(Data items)
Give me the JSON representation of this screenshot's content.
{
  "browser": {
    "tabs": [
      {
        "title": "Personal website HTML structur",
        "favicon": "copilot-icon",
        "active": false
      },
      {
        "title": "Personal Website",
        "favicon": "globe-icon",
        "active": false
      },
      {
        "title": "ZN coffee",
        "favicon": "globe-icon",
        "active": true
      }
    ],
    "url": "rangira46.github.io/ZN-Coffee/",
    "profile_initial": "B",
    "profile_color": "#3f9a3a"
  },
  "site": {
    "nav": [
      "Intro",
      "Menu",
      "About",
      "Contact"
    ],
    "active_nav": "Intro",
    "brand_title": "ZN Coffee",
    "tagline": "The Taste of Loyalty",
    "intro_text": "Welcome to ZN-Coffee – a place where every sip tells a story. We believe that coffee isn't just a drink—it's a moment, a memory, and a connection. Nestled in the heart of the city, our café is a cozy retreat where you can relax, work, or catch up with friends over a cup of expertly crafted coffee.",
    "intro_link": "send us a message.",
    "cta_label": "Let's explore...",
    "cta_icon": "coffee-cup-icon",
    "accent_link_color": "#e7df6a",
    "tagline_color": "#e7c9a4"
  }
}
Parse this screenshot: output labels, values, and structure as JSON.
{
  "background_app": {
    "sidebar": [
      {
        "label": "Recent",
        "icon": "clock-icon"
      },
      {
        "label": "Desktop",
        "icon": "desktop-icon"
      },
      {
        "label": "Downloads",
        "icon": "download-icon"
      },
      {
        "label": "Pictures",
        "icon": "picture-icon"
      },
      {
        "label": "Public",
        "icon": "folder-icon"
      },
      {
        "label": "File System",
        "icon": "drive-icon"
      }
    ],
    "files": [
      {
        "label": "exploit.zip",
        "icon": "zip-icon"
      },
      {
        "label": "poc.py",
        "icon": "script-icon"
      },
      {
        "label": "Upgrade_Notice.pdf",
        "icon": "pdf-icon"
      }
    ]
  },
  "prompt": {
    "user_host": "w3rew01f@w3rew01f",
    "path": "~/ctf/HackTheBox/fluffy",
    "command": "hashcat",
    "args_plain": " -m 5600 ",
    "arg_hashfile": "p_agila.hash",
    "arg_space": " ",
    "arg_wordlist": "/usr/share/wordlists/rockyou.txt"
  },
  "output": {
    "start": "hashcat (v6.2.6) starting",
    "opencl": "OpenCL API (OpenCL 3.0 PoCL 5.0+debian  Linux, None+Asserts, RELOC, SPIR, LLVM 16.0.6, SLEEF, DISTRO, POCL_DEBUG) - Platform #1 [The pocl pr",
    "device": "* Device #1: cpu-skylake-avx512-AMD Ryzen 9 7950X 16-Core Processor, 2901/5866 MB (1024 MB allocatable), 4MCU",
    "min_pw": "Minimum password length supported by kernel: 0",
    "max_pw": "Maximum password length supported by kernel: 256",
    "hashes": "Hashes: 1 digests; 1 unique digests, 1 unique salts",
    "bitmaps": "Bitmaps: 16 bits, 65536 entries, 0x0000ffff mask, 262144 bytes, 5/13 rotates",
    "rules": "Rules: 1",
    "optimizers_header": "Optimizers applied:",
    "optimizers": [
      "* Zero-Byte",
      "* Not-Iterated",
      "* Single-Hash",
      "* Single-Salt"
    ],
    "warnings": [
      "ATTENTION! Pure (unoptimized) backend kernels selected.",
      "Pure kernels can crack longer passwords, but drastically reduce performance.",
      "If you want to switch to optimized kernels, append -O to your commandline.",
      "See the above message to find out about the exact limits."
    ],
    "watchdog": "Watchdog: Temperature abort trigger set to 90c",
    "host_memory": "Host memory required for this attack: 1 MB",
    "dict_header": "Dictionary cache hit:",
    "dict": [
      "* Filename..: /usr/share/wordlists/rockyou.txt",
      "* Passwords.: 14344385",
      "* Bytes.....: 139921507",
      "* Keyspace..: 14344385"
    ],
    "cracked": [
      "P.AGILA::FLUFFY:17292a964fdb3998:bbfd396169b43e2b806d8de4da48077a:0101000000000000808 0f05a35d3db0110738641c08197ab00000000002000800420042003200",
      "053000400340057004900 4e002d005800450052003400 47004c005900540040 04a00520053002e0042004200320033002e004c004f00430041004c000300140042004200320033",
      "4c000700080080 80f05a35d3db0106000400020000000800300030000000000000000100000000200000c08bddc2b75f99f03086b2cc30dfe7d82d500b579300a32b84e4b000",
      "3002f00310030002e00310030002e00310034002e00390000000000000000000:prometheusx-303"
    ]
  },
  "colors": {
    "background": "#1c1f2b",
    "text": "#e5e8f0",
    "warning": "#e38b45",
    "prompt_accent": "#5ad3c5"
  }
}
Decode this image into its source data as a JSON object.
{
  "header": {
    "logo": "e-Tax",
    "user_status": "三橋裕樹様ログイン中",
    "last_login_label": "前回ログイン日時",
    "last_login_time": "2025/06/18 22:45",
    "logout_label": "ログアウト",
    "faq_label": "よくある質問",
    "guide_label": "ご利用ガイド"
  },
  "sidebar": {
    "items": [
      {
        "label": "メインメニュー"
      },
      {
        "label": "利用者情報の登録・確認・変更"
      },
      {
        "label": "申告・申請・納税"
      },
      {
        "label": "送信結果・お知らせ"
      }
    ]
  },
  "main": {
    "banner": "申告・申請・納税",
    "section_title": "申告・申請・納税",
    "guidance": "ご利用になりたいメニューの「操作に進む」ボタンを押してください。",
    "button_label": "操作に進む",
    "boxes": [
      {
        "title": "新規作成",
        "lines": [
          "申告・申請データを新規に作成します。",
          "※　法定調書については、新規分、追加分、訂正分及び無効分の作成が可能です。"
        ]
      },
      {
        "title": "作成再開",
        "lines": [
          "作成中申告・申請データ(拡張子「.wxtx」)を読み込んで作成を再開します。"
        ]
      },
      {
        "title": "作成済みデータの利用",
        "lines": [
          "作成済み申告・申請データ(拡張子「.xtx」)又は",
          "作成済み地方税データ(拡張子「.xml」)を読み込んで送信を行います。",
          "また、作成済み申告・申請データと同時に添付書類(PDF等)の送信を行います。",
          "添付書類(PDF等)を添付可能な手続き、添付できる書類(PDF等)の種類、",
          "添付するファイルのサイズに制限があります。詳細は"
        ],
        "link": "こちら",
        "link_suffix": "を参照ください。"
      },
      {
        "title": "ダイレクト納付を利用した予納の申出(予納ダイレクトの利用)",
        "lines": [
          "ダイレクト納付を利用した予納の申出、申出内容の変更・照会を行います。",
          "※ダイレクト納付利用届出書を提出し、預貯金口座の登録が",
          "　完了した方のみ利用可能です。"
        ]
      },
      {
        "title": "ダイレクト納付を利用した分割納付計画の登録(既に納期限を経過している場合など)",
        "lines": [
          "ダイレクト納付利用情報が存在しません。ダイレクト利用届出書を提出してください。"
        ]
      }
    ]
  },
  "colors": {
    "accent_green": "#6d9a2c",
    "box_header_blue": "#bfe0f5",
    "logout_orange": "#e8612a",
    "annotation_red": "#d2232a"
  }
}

▶ **Problem details**: Print the records above in full, exactly.

▶ **Reply to the task**:
Give me the JSON representation of this screenshot's content.
{
  "browser": {
    "tabs": [
      {
        "title": "Personal website HTML structur",
        "favicon": "copilot-icon",
        "active": false
      },
      {
        "title": "Personal Website",
        "favicon": "globe-icon",
        "active": false
      },
      {
        "title": "ZN coffee",
        "favicon": "globe-icon",
        "active": true
      }
    ],
    "url": "rangira46.github.io/ZN-Coffee/",
    "profile_initial": "B",
    "profile_color": "#3f9a3a"
  },
  "site": {
    "nav": [
      "Intro",
      "Menu",
      "About",
      "Contact"
    ],
    "active_nav": "Intro",
    "brand_title": "ZN Coffee",
    "tagline": "The Taste of Loyalty",
    "intro_text": "Welcome to ZN-Coffee – a place where every sip tells a story. We believe that coffee isn't just a drink—it's a moment, a memory, and a connection. Nestled in the heart of the city, our café is a cozy retreat where you can relax, work, or catch up with friends over a cup of expertly crafted coffee.",
    "intro_link": "send us a message.",
    "cta_label": "Let's explore...",
    "cta_icon": "coffee-cup-icon",
    "accent_link_color": "#e7df6a",
    "tagline_color": "#e7c9a4"
  }
}
Parse this screenshot: output labels, values, and structure as JSON.
{
  "background_app": {
    "sidebar": [
      {
        "label": "Recent",
        "icon": "clock-icon"
      },
      {
        "label": "Desktop",
        "icon": "desktop-icon"
      },
      {
        "label": "Downloads",
        "icon": "download-icon"
      },
      {
        "label": "Pictures",
        "icon": "picture-icon"
      },
      {
        "label": "Public",
        "icon": "folder-icon"
      },
      {
        "label": "File System",
        "icon": "drive-icon"
      }
    ],
    "files": [
      {
        "label": "exploit.zip",
        "icon": "zip-icon"
      },
      {
        "label": "poc.py",
        "icon": "script-icon"
      },
      {
        "label": "Upgrade_Notice.pdf",
        "icon": "pdf-icon"
      }
    ]
  },
  "prompt": {
    "user_host": "w3rew01f@w3rew01f",
    "path": "~/ctf/HackTheBox/fluffy",
    "command": "hashcat",
    "args_plain": " -m 5600 ",
    "arg_hashfile": "p_agila.hash",
    "arg_space": " ",
    "arg_wordlist": "/usr/share/wordlists/rockyou.txt"
  },
  "output": {
    "start": "hashcat (v6.2.6) starting",
    "opencl": "OpenCL API (OpenCL 3.0 PoCL 5.0+debian  Linux, None+Asserts, RELOC, SPIR, LLVM 16.0.6, SLEEF, DISTRO, POCL_DEBUG) - Platform #1 [The pocl pr",
    "device": "* Device #1: cpu-skylake-avx512-AMD Ryzen 9 7950X 16-Core Processor, 2901/5866 MB (1024 MB allocatable), 4MCU",
    "min_pw": "Minimum password length supported by kernel: 0",
    "max_pw": "Maximum password length supported by kernel: 256",
    "hashes": "Hashes: 1 digests; 1 unique digests, 1 unique salts",
    "bitmaps": "Bitmaps: 16 bits, 65536 entries, 0x0000ffff mask, 262144 bytes, 5/13 rotates",
    "rules": "Rules: 1",
    "optimizers_header": "Optimizers applied:",
    "optimizers": [
      "* Zero-Byte",
      "* Not-Iterated",
      "* Single-Hash",
      "* Single-Salt"
    ],
    "warnings": [
      "ATTENTION! Pure (unoptimized) backend kernels selected.",
      "Pure kernels can crack longer passwords, but drastically reduce performance.",
      "If you want to switch to optimized kernels, append -O to your commandline.",
      "See the above message to find out about the exact limits."
    ],
    "watchdog": "Watchdog: Temperature abort trigger set to 90c",
    "host_memory": "Host memory required for this attack: 1 MB",
    "dict_header": "Dictionary cache hit:",
    "dict": [
      "* Filename..: /usr/share/wordlists/rockyou.txt",
      "* Passwords.: 14344385",
      "* Bytes.....: 139921507",
      "* Keyspace..: 14344385"
    ],
    "cracked": [
      "P.AGILA::FLUFFY:17292a964fdb3998:bbfd396169b43e2b806d8de4da48077a:0101000000000000808 0f05a35d3db0110738641c08197ab00000000002000800420042003200",
      "053000400340057004900 4e002d005800450052003400 47004c005900540040 04a00520053002e0042004200320033002e004c004f00430041004c000300140042004200320033",
      "4c000700080080 80f05a35d3db0106000400020000000800300030000000000000000100000000200000c08bddc2b75f99f03086b2cc30dfe7d82d500b579300a32b84e4b000",
      "3002f00310030002e00310030002e00310034002e00390000000000000000000:prometheusx-303"
    ]
  },
  "colors": {
    "background": "#1c1f2b",
    "text": "#e5e8f0",
    "warning": "#e38b45",
    "prompt_accent": "#5ad3c5"
  }
}
Decode this image into its source data as a JSON object.
{
  "header": {
    "logo": "e-Tax",
    "user_status": "三橋裕樹様ログイン中",
    "last_login_label": "前回ログイン日時",
    "last_login_time": "2025/06/18 22:45",
    "logout_label": "ログアウト",
    "faq_label": "よくある質問",
    "guide_label": "ご利用ガイド"
  },
  "sidebar": {
    "items": [
      {
        "label": "メインメニュー"
      },
      {
        "label": "利用者情報の登録・確認・変更"
      },
      {
        "label": "申告・申請・納税"
      },
      {
        "label": "送信結果・お知らせ"
      }
    ]
  },
  "main": {
    "banner": "申告・申請・納税",
    "section_title": "申告・申請・納税",
    "guidance": "ご利用になりたいメニューの「操作に進む」ボタンを押してください。",
    "button_label": "操作に進む",
    "boxes": [
      {
        "title": "新規作成",
        "lines": [
          "申告・申請データを新規に作成します。",
          "※　法定調書については、新規分、追加分、訂正分及び無効分の作成が可能です。"
        ]
      },
      {
        "title": "作成再開",
        "lines": [
          "作成中申告・申請データ(拡張子「.wxtx」)を読み込んで作成を再開します。"
        ]
      },
      {
        "title": "作成済みデータの利用",
        "lines": [
          "作成済み申告・申請データ(拡張子「.xtx」)又は",
          "作成済み地方税データ(拡張子「.xml」)を読み込んで送信を行います。",
          "また、作成済み申告・申請データと同時に添付書類(PDF等)の送信を行います。",
          "添付書類(PDF等)を添付可能な手続き、添付できる書類(PDF等)の種類、",
          "添付するファイルのサイズに制限があります。詳細は"
        ],
        "link": "こちら",
        "link_suffix": "を参照ください。"
      },
      {
        "title": "ダイレクト納付を利用した予納の申出(予納ダイレクトの利用)",
        "lines": [
          "ダイレクト納付を利用した予納の申出、申出内容の変更・照会を行います。",
          "※ダイレクト納付利用届出書を提出し、預貯金口座の登録が",
          "　完了した方のみ利用可能です。"
        ]
      },
      {
        "title": "ダイレクト納付を利用した分割納付計画の登録(既に納期限を経過している場合など)",
        "lines": [
          "ダイレクト納付利用情報が存在しません。ダイレクト利用届出書を提出してください。"
        ]
      }
    ]
  },
  "colors": {
    "accent_green": "#6d9a2c",
    "box_header_blue": "#bfe0f5",
    "logout_orange": "#e8612a",
    "annotation_red": "#d2232a"
  }
}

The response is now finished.